◆ Direction: Below are records; work out how many of their lines hold the string "具体如下" and give that number alone.

◆ Recorded information:
----------------------------------------

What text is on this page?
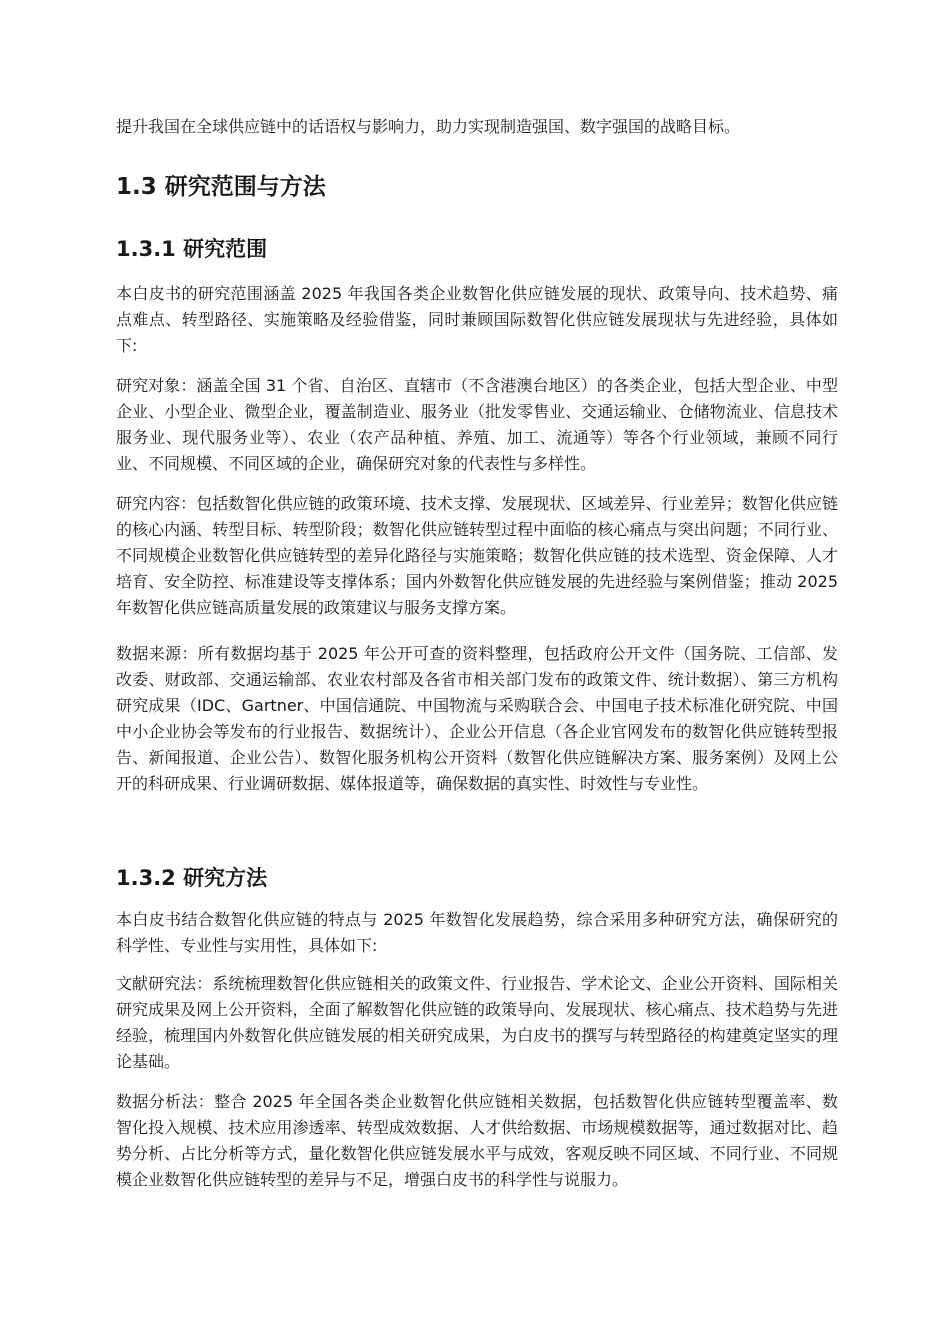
提升我国在全球供应链中的话语权与影响力，助力实现制造强国、数字强国的战略目标。

1.3 研究范围与方法
1.3.1 研究范围

本白皮书的研究范围涵盖 2025 年我国各类企业数智化供应链发展的现状、政策导向、技术趋势、痛点难点、转型路径、实施策略及经验借鉴，同时兼顾国际数智化供应链发展现状与先进经验，具体如下:

研究对象：涵盖全国 31 个省、自治区、直辖市（不含港澳台地区）的各类企业，包括大型企业、中型企业、小型企业、微型企业，覆盖制造业、服务业（批发零售业、交通运输业、仓储物流业、信息技术服务业、现代服务业等）、农业（农产品种植、养殖、加工、流通等）等各个行业领域，兼顾不同行业、不同规模、不同区域的企业，确保研究对象的代表性与多样性。

研究内容：包括数智化供应链的政策环境、技术支撑、发展现状、区域差异、行业差异；数智化供应链的核心内涵、转型目标、转型阶段；数智化供应链转型过程中面临的核心痛点与突出问题；不同行业、不同规模企业数智化供应链转型的差异化路径与实施策略；数智化供应链的技术选型、资金保障、人才培育、安全防控、标准建设等支撑体系；国内外数智化供应链发展的先进经验与案例借鉴；推动 2025 年数智化供应链高质量发展的政策建议与服务支撑方案。

数据来源：所有数据均基于 2025 年公开可查的资料整理，包括政府公开文件（国务院、工信部、发改委、财政部、交通运输部、农业农村部及各省市相关部门发布的政策文件、统计数据）、第三方机构研究成果（IDC、Gartner、中国信通院、中国物流与采购联合会、中国电子技术标准化研究院、中国中小企业协会等发布的行业报告、数据统计）、企业公开信息（各企业官网发布的数智化供应链转型报告、新闻报道、企业公告）、数智化服务机构公开资料（数智化供应链解决方案、服务案例）及网上公开的科研成果、行业调研数据、媒体报道等，确保数据的真实性、时效性与专业性。

1.3.2 研究方法

本白皮书结合数智化供应链的特点与 2025 年数智化发展趋势，综合采用多种研究方法，确保研究的科学性、专业性与实用性，具体如下:

文献研究法：系统梳理数智化供应链相关的政策文件、行业报告、学术论文、企业公开资料、国际相关研究成果及网上公开资料，全面了解数智化供应链的政策导向、发展现状、核心痛点、技术趋势与先进经验，梳理国内外数智化供应链发展的相关研究成果，为白皮书的撰写与转型路径的构建奠定坚实的理论基础。

数据分析法：整合 2025 年全国各类企业数智化供应链相关数据，包括数智化供应链转型覆盖率、数智化投入规模、技术应用渗透率、转型成效数据、人才供给数据、市场规模数据等，通过数据对比、趋势分析、占比分析等方式，量化数智化供应链发展水平与成效，客观反映不同区域、不同行业、不同规模企业数智化供应链转型的差异与不足，增强白皮书的科学性与说服力。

----------------------------------------

◆ Reply to the task: 2